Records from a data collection
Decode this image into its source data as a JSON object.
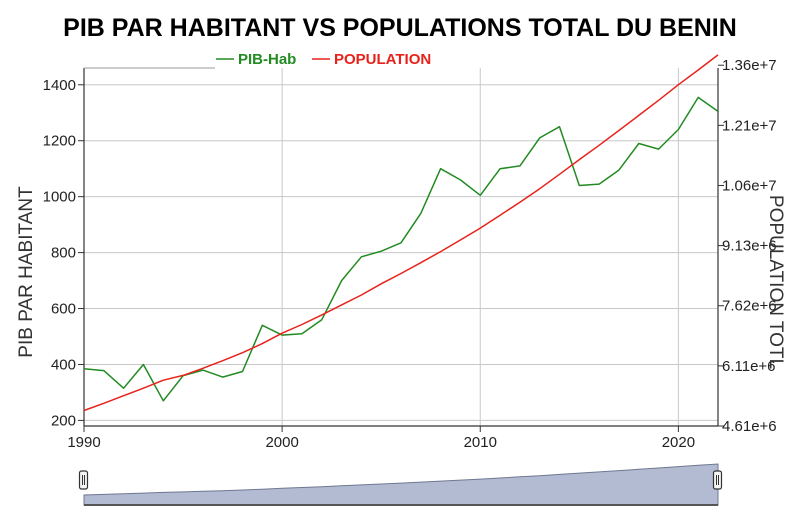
{
  "chart_data": {
    "type": "line",
    "title": "PIB PAR HABITANT VS POPULATIONS TOTAL DU BENIN",
    "ylabel_left": "PIB PAR HABITANT",
    "ylabel_right": "POPULATION TOTL",
    "x_ticks": [
      "1990",
      "2000",
      "2010",
      "2020"
    ],
    "y_left_ticks": [
      "200",
      "400",
      "600",
      "800",
      "1000",
      "1200",
      "1400"
    ],
    "y_right_ticks": [
      "4.61e+6",
      "6.11e+6",
      "7.62e+6",
      "9.13e+6",
      "1.06e+7",
      "1.21e+7",
      "1.36e+7"
    ],
    "xlim": [
      1990,
      2022
    ],
    "ylim_left": [
      180,
      1460
    ],
    "ylim_right": [
      4610000,
      13600000
    ],
    "grid": true,
    "legend_position": "top",
    "x": [
      1990,
      1991,
      1992,
      1993,
      1994,
      1995,
      1996,
      1997,
      1998,
      1999,
      2000,
      2001,
      2002,
      2003,
      2004,
      2005,
      2006,
      2007,
      2008,
      2009,
      2010,
      2011,
      2012,
      2013,
      2014,
      2015,
      2016,
      2017,
      2018,
      2019,
      2020,
      2021,
      2022
    ],
    "series": [
      {
        "name": "PIB-Hab",
        "axis": "left",
        "color": "#228b22",
        "values": [
          385,
          378,
          315,
          400,
          270,
          360,
          380,
          355,
          375,
          540,
          505,
          510,
          560,
          700,
          785,
          805,
          835,
          940,
          1100,
          1060,
          1005,
          1100,
          1110,
          1210,
          1250,
          1040,
          1045,
          1095,
          1190,
          1170,
          1240,
          1355,
          1305
        ]
      },
      {
        "name": "POPULATION",
        "axis": "right",
        "color": "#e8221a",
        "values": [
          5000000,
          5180000,
          5370000,
          5560000,
          5760000,
          5880000,
          6060000,
          6250000,
          6450000,
          6680000,
          6940000,
          7160000,
          7400000,
          7650000,
          7900000,
          8180000,
          8440000,
          8710000,
          8990000,
          9280000,
          9580000,
          9900000,
          10230000,
          10570000,
          10930000,
          11300000,
          11660000,
          12030000,
          12410000,
          12790000,
          13180000,
          13550000,
          13930000
        ]
      }
    ]
  },
  "colors": {
    "grid": "#c8c8c8",
    "range_fill": "#b3bbd2",
    "range_line": "#6e7891"
  }
}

=== DO THIS ===
Without the pictures, write out all of the material exactly.

=== TASK ANSWER ===
Decode this image into its source data as a JSON object.
{
  "chart_data": {
    "type": "line",
    "title": "PIB PAR HABITANT VS POPULATIONS TOTAL DU BENIN",
    "ylabel_left": "PIB PAR HABITANT",
    "ylabel_right": "POPULATION TOTL",
    "x_ticks": [
      "1990",
      "2000",
      "2010",
      "2020"
    ],
    "y_left_ticks": [
      "200",
      "400",
      "600",
      "800",
      "1000",
      "1200",
      "1400"
    ],
    "y_right_ticks": [
      "4.61e+6",
      "6.11e+6",
      "7.62e+6",
      "9.13e+6",
      "1.06e+7",
      "1.21e+7",
      "1.36e+7"
    ],
    "xlim": [
      1990,
      2022
    ],
    "ylim_left": [
      180,
      1460
    ],
    "ylim_right": [
      4610000,
      13600000
    ],
    "grid": true,
    "legend_position": "top",
    "x": [
      1990,
      1991,
      1992,
      1993,
      1994,
      1995,
      1996,
      1997,
      1998,
      1999,
      2000,
      2001,
      2002,
      2003,
      2004,
      2005,
      2006,
      2007,
      2008,
      2009,
      2010,
      2011,
      2012,
      2013,
      2014,
      2015,
      2016,
      2017,
      2018,
      2019,
      2020,
      2021,
      2022
    ],
    "series": [
      {
        "name": "PIB-Hab",
        "axis": "left",
        "color": "#228b22",
        "values": [
          385,
          378,
          315,
          400,
          270,
          360,
          380,
          355,
          375,
          540,
          505,
          510,
          560,
          700,
          785,
          805,
          835,
          940,
          1100,
          1060,
          1005,
          1100,
          1110,
          1210,
          1250,
          1040,
          1045,
          1095,
          1190,
          1170,
          1240,
          1355,
          1305
        ]
      },
      {
        "name": "POPULATION",
        "axis": "right",
        "color": "#e8221a",
        "values": [
          5000000,
          5180000,
          5370000,
          5560000,
          5760000,
          5880000,
          6060000,
          6250000,
          6450000,
          6680000,
          6940000,
          7160000,
          7400000,
          7650000,
          7900000,
          8180000,
          8440000,
          8710000,
          8990000,
          9280000,
          9580000,
          9900000,
          10230000,
          10570000,
          10930000,
          11300000,
          11660000,
          12030000,
          12410000,
          12790000,
          13180000,
          13550000,
          13930000
        ]
      }
    ]
  },
  "colors": {
    "grid": "#c8c8c8",
    "range_fill": "#b3bbd2",
    "range_line": "#6e7891"
  }
}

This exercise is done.